Task instructions: Reproduce the listing exactly and skip over any pictures.

Data for this exercise:
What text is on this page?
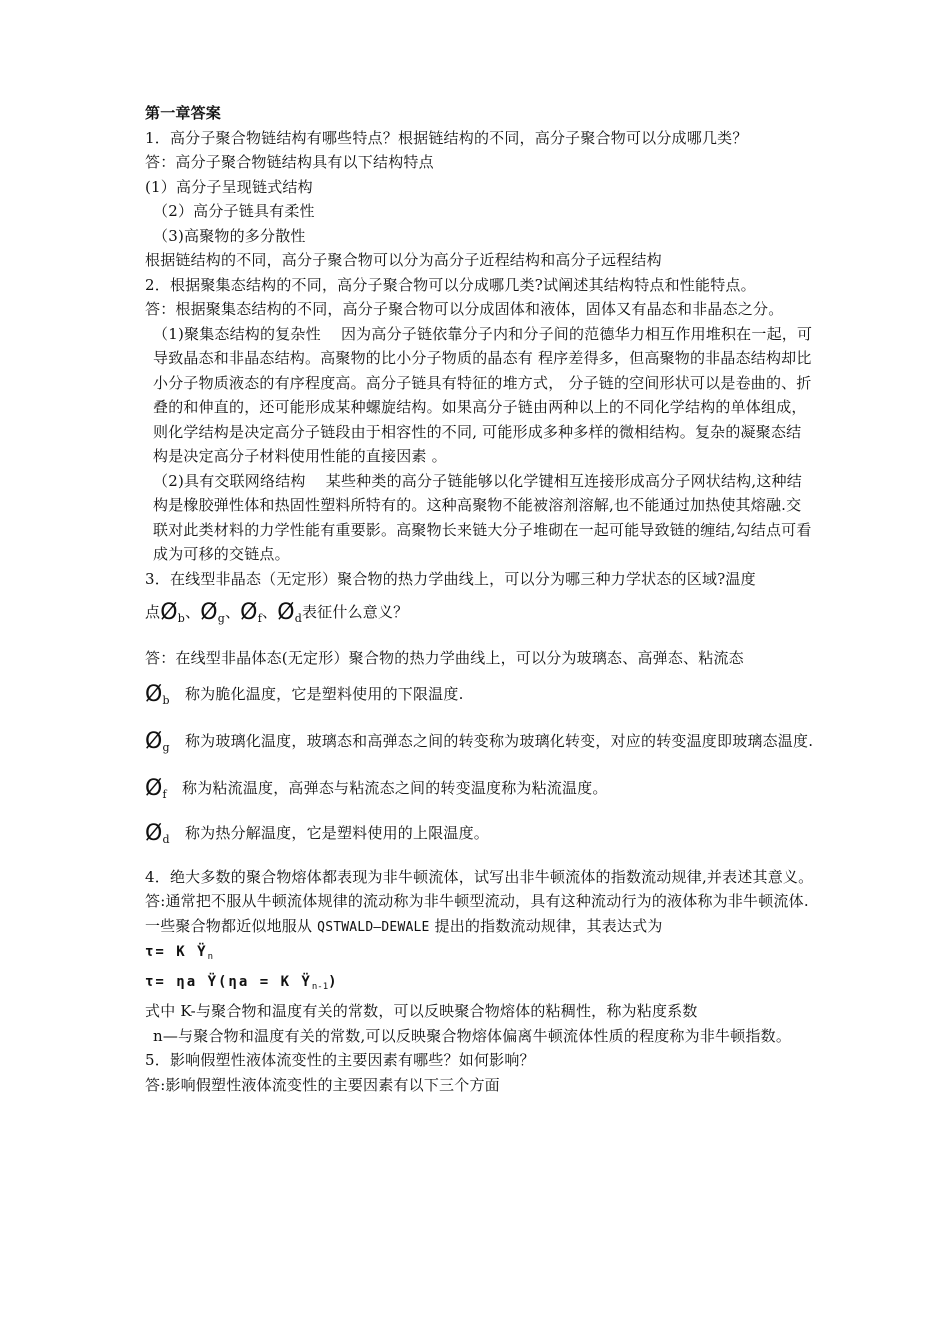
第一章答案

1．高分子聚合物链结构有哪些特点？根据链结构的不同，高分子聚合物可以分成哪几类？

答：高分子聚合物链结构具有以下结构特点

(1）高分子呈现链式结构

（2）高分子链具有柔性

（3)高聚物的多分散性

根据链结构的不同，高分子聚合物可以分为高分子近程结构和高分子远程结构

2．根据聚集态结构的不同，高分子聚合物可以分成哪几类?试阐述其结构特点和性能特点。

答：根据聚集态结构的不同，高分子聚合物可以分成固体和液体，固体又有晶态和非晶态之分。

（1)聚集态结构的复杂性　 因为高分子链依靠分子内和分子间的范德华力相互作用堆积在一起，可导致晶态和非晶态结构。高聚物的比小分子物质的晶态有 程序差得多，但高聚物的非晶态结构却比小分子物质液态的有序程度高。高分子链具有特征的堆方式， 分子链的空间形状可以是卷曲的、折叠的和伸直的，还可能形成某种螺旋结构。如果高分子链由两种以上的不同化学结构的单体组成，则化学结构是决定高分子链段由于相容性的不同, 可能形成多种多样的微相结构。复杂的凝聚态结构是决定高分子材料使用性能的直接因素 。

（2)具有交联网络结构　 某些种类的高分子链能够以化学键相互连接形成高分子网状结构,这种结构是橡胶弹性体和热固性塑料所特有的。这种高聚物不能被溶剂溶解,也不能通过加热使其熔融.交联对此类材料的力学性能有重要影。高聚物长来链大分子堆砌在一起可能导致链的缠结,勾结点可看成为可移的交链点。

3．在线型非晶态（无定形）聚合物的热力学曲线上，可以分为哪三种力学状态的区域?温度

点$Ø_b$、$Ø_g$、$Ø_f$、$Ø_d$表征什么意义？

答：在线型非晶体态(无定形）聚合物的热力学曲线上，可以分为玻璃态、高弹态、粘流态

$Ø_b$　 称为脆化温度，它是塑料使用的下限温度.

$Ø_g$　 称为玻璃化温度，玻璃态和高弹态之间的转变称为玻璃化转变，对应的转变温度即玻璃态温度.

$Ø_f$　 称为粘流温度，高弹态与粘流态之间的转变温度称为粘流温度。

$Ø_d$　 称为热分解温度，它是塑料使用的上限温度。

4．绝大多数的聚合物熔体都表现为非牛顿流体，试写出非牛顿流体的指数流动规律,并表述其意义。

答:通常把不服从牛顿流体规律的流动称为非牛顿型流动，具有这种流动行为的液体称为非牛顿流体.一些聚合物都近似地服从 QSTWALD—DEWALE 提出的指数流动规律，其表达式为

τ= K $Ÿ_n$

τ= ηa Ÿ(ηa = K $Ÿ_{n-1}$)

式中 K-与聚合物和温度有关的常数，可以反映聚合物熔体的粘稠性，称为粘度系数

n—与聚合物和温度有关的常数,可以反映聚合物熔体偏离牛顿流体性质的程度称为非牛顿指数。

5．影响假塑性液体流变性的主要因素有哪些？如何影响？

答:影响假塑性液体流变性的主要因素有以下三个方面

Solution to this problem:
What text is on this page?
第一章答案

1．高分子聚合物链结构有哪些特点？根据链结构的不同，高分子聚合物可以分成哪几类？

答：高分子聚合物链结构具有以下结构特点

(1）高分子呈现链式结构

（2）高分子链具有柔性

（3)高聚物的多分散性

根据链结构的不同，高分子聚合物可以分为高分子近程结构和高分子远程结构

2．根据聚集态结构的不同，高分子聚合物可以分成哪几类?试阐述其结构特点和性能特点。

答：根据聚集态结构的不同，高分子聚合物可以分成固体和液体，固体又有晶态和非晶态之分。

（1)聚集态结构的复杂性　 因为高分子链依靠分子内和分子间的范德华力相互作用堆积在一起，可导致晶态和非晶态结构。高聚物的比小分子物质的晶态有 程序差得多，但高聚物的非晶态结构却比小分子物质液态的有序程度高。高分子链具有特征的堆方式， 分子链的空间形状可以是卷曲的、折叠的和伸直的，还可能形成某种螺旋结构。如果高分子链由两种以上的不同化学结构的单体组成，则化学结构是决定高分子链段由于相容性的不同, 可能形成多种多样的微相结构。复杂的凝聚态结构是决定高分子材料使用性能的直接因素 。

（2)具有交联网络结构　 某些种类的高分子链能够以化学键相互连接形成高分子网状结构,这种结构是橡胶弹性体和热固性塑料所特有的。这种高聚物不能被溶剂溶解,也不能通过加热使其熔融.交联对此类材料的力学性能有重要影。高聚物长来链大分子堆砌在一起可能导致链的缠结,勾结点可看成为可移的交链点。

3．在线型非晶态（无定形）聚合物的热力学曲线上，可以分为哪三种力学状态的区域?温度

点$Ø_b$、$Ø_g$、$Ø_f$、$Ø_d$表征什么意义？

答：在线型非晶体态(无定形）聚合物的热力学曲线上，可以分为玻璃态、高弹态、粘流态

$Ø_b$　 称为脆化温度，它是塑料使用的下限温度.

$Ø_g$　 称为玻璃化温度，玻璃态和高弹态之间的转变称为玻璃化转变，对应的转变温度即玻璃态温度.

$Ø_f$　 称为粘流温度，高弹态与粘流态之间的转变温度称为粘流温度。

$Ø_d$　 称为热分解温度，它是塑料使用的上限温度。

4．绝大多数的聚合物熔体都表现为非牛顿流体，试写出非牛顿流体的指数流动规律,并表述其意义。

答:通常把不服从牛顿流体规律的流动称为非牛顿型流动，具有这种流动行为的液体称为非牛顿流体.一些聚合物都近似地服从 QSTWALD—DEWALE 提出的指数流动规律，其表达式为

τ= K $Ÿ_n$

τ= ηa Ÿ(ηa = K $Ÿ_{n-1}$)

式中 K-与聚合物和温度有关的常数，可以反映聚合物熔体的粘稠性，称为粘度系数

n—与聚合物和温度有关的常数,可以反映聚合物熔体偏离牛顿流体性质的程度称为非牛顿指数。

5．影响假塑性液体流变性的主要因素有哪些？如何影响？

答:影响假塑性液体流变性的主要因素有以下三个方面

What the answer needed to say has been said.